▸ Required work
Copy the lines verbatim, from the line with "candle-body: [117, 186, 129, 227]" to the line with "candle-body: [554, 129, 567, 166]", both included.

— START OF Input material —

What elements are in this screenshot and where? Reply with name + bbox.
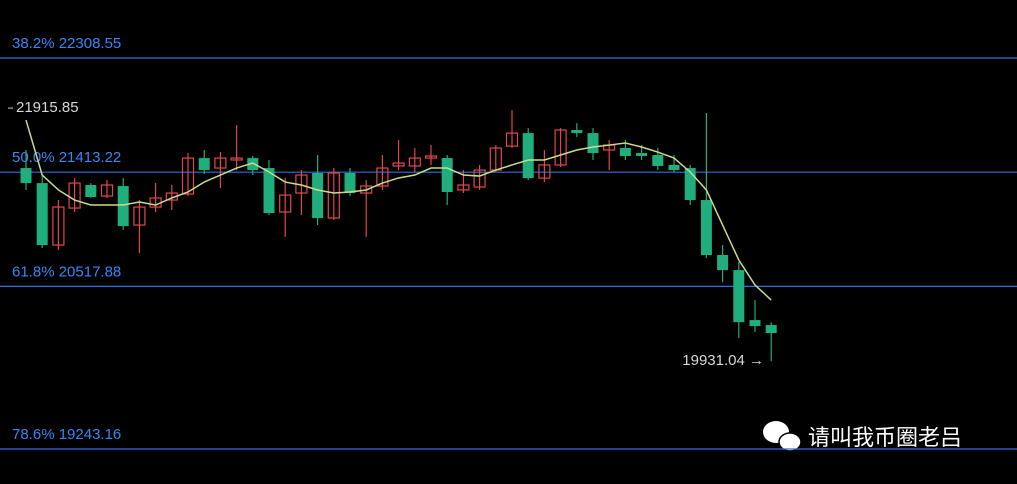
candle-body: [117, 186, 129, 227]
candle-body: [733, 270, 745, 323]
fib-label: 38.2% 22308.55: [12, 35, 121, 52]
candle-body: [749, 320, 761, 327]
candle-body: [312, 172, 324, 219]
candle-body: [441, 158, 453, 193]
candle-body: [424, 155, 438, 159]
fib-label: 61.8% 20517.88: [12, 263, 121, 280]
candle-body: [522, 133, 534, 179]
watermark-icon: [778, 432, 802, 452]
candle-body: [619, 147, 631, 157]
candle-body: [133, 206, 146, 226]
candle-body: [52, 206, 65, 246]
candle-body: [587, 133, 599, 153]
candle-body: [214, 157, 227, 169]
candle-body: [717, 255, 729, 271]
fib-label: 50.0% 21413.22: [12, 149, 121, 166]
candle-body: [652, 155, 664, 166]
candle-body: [360, 185, 373, 194]
candle-body: [181, 157, 195, 195]
candle-body: [36, 183, 48, 246]
candle-body: [700, 200, 712, 256]
candle-body: [100, 184, 114, 197]
candle-body: [473, 169, 486, 188]
candle-body: [376, 167, 389, 187]
moving-average: [25, 119, 772, 301]
fib-label: 78.6% 19243.16: [12, 426, 121, 443]
candle-body: [263, 168, 275, 214]
candle-body: [230, 157, 243, 161]
candle-body: [344, 172, 356, 194]
low-marker-label: 19931.04 →: [682, 352, 764, 369]
high-marker-label: 21915.85: [16, 99, 79, 116]
watermark-text: 请叫我币圈老吕: [808, 426, 962, 451]
candle-body: [554, 129, 567, 166]
candle-body: [538, 164, 551, 179]
candle-body: [668, 164, 680, 171]
candle-body: [198, 158, 210, 171]
candle-body: [85, 184, 97, 197]
candle-body: [636, 152, 648, 157]
candle-body: [505, 132, 519, 147]
candle-body: [279, 194, 292, 213]
candle-body: [571, 130, 583, 134]
candle-body: [457, 184, 470, 191]
candle-body: [408, 157, 421, 167]
candle-body: [20, 168, 32, 184]
candle-body: [684, 168, 696, 201]
candle-body: [392, 162, 405, 167]
candle-body: [247, 158, 259, 171]
candle-body: [68, 182, 81, 209]
watermark: 请叫我币圈老吕: [763, 421, 962, 452]
candle-body: [327, 172, 340, 219]
candle-body: [765, 325, 777, 334]
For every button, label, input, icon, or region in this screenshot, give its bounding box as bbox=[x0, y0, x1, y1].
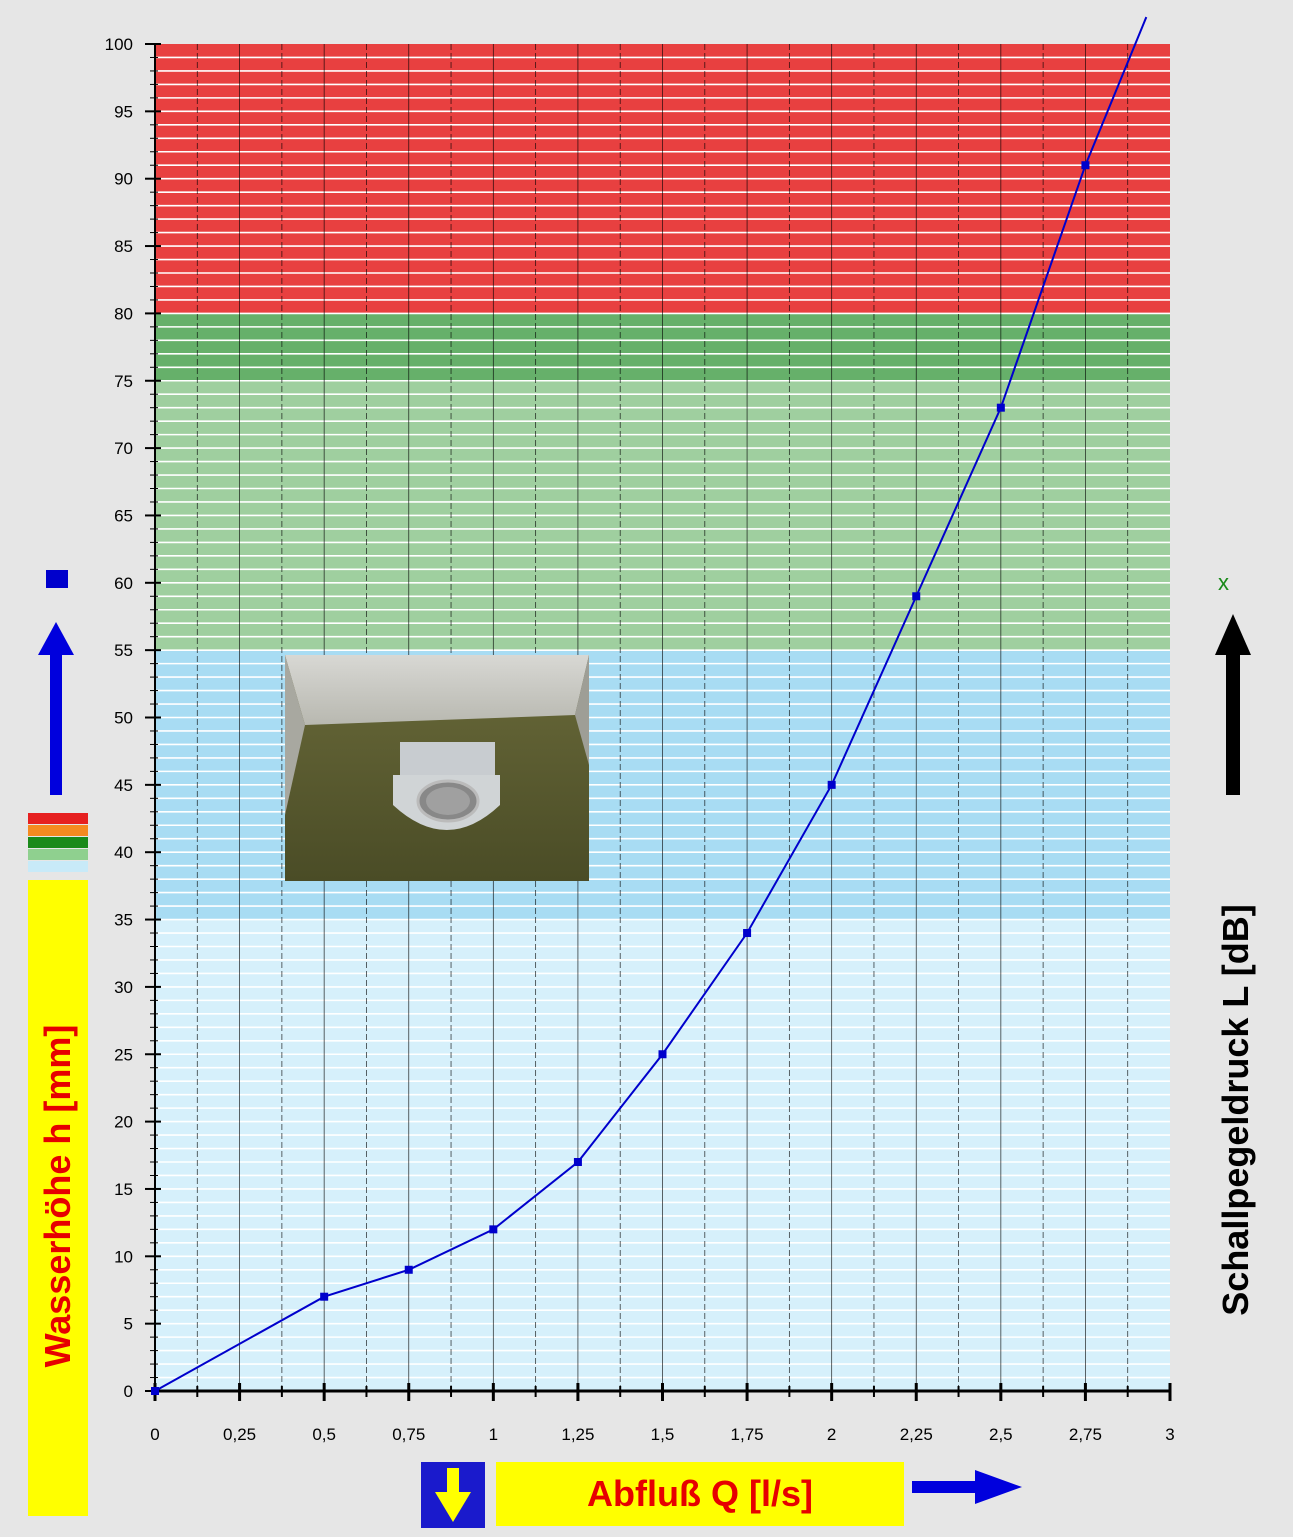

— END OF Input material —

▸ Problem solution
candle-body: [117, 186, 129, 227]
candle-body: [733, 270, 745, 323]
fib-label: 38.2% 22308.55: [12, 35, 121, 52]
candle-body: [749, 320, 761, 327]
candle-body: [312, 172, 324, 219]
candle-body: [441, 158, 453, 193]
candle-body: [424, 155, 438, 159]
fib-label: 61.8% 20517.88: [12, 263, 121, 280]
candle-body: [522, 133, 534, 179]
watermark-icon: [778, 432, 802, 452]
candle-body: [619, 147, 631, 157]
candle-body: [133, 206, 146, 226]
candle-body: [52, 206, 65, 246]
candle-body: [587, 133, 599, 153]
candle-body: [214, 157, 227, 169]
candle-body: [717, 255, 729, 271]
fib-label: 50.0% 21413.22: [12, 149, 121, 166]
candle-body: [652, 155, 664, 166]
candle-body: [360, 185, 373, 194]
candle-body: [181, 157, 195, 195]
candle-body: [36, 183, 48, 246]
candle-body: [700, 200, 712, 256]
candle-body: [100, 184, 114, 197]
candle-body: [473, 169, 486, 188]
candle-body: [376, 167, 389, 187]
moving-average: [25, 119, 772, 301]
fib-label: 78.6% 19243.16: [12, 426, 121, 443]
candle-body: [263, 168, 275, 214]
candle-body: [230, 157, 243, 161]
candle-body: [344, 172, 356, 194]
low-marker-label: 19931.04 →: [682, 352, 764, 369]
high-marker-label: 21915.85: [16, 99, 79, 116]
watermark-text: 请叫我币圈老吕: [808, 426, 962, 451]
candle-body: [554, 129, 567, 166]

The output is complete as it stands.